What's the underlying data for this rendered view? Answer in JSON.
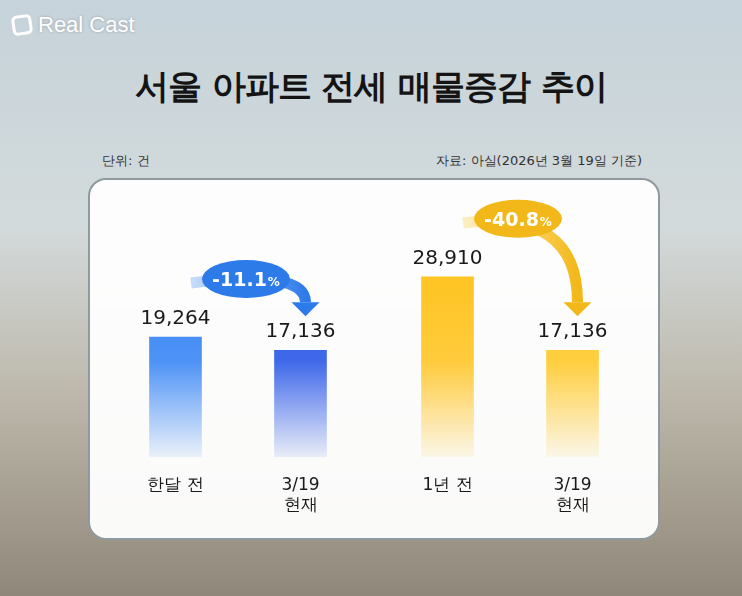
{
  "header": {
    "brand": "Real Cast",
    "title": "서울 아파트 전세 매물증감 추이",
    "unit": "단위: 건",
    "source": "자료: 아실(2026년 3월 19일 기준)"
  },
  "chart_data": [
    {
      "type": "bar",
      "categories": [
        "한달 전",
        "3/19 현재"
      ],
      "values": [
        19264,
        17136
      ],
      "value_labels": [
        "19,264",
        "17,136"
      ],
      "colors": [
        "#2f80f5",
        "#1f4fe6"
      ],
      "annotation": "-11.1%",
      "ylim": [
        0,
        34000
      ],
      "grid": false,
      "data_labels": true,
      "tick_labels": "x"
    },
    {
      "type": "bar",
      "categories": [
        "1년 전",
        "3/19 현재"
      ],
      "values": [
        28910,
        17136
      ],
      "value_labels": [
        "28,910",
        "17,136"
      ],
      "colors": [
        "#ffc21a",
        "#ffc61e"
      ],
      "annotation": "-40.8%",
      "ylim": [
        0,
        34000
      ],
      "grid": false,
      "data_labels": true,
      "tick_labels": "x"
    }
  ]
}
━━━━━━━━━━
> **Your instructions**
Can you retype every record above exactly, leaving out the pictures?

> **Exercise answer**
What's the underlying data for this rendered view? Answer in JSON.
{
  "header": {
    "brand": "Real Cast",
    "title": "서울 아파트 전세 매물증감 추이",
    "unit": "단위: 건",
    "source": "자료: 아실(2026년 3월 19일 기준)"
  },
  "chart_data": [
    {
      "type": "bar",
      "categories": [
        "한달 전",
        "3/19 현재"
      ],
      "values": [
        19264,
        17136
      ],
      "value_labels": [
        "19,264",
        "17,136"
      ],
      "colors": [
        "#2f80f5",
        "#1f4fe6"
      ],
      "annotation": "-11.1%",
      "ylim": [
        0,
        34000
      ],
      "grid": false,
      "data_labels": true,
      "tick_labels": "x"
    },
    {
      "type": "bar",
      "categories": [
        "1년 전",
        "3/19 현재"
      ],
      "values": [
        28910,
        17136
      ],
      "value_labels": [
        "28,910",
        "17,136"
      ],
      "colors": [
        "#ffc21a",
        "#ffc61e"
      ],
      "annotation": "-40.8%",
      "ylim": [
        0,
        34000
      ],
      "grid": false,
      "data_labels": true,
      "tick_labels": "x"
    }
  ]
}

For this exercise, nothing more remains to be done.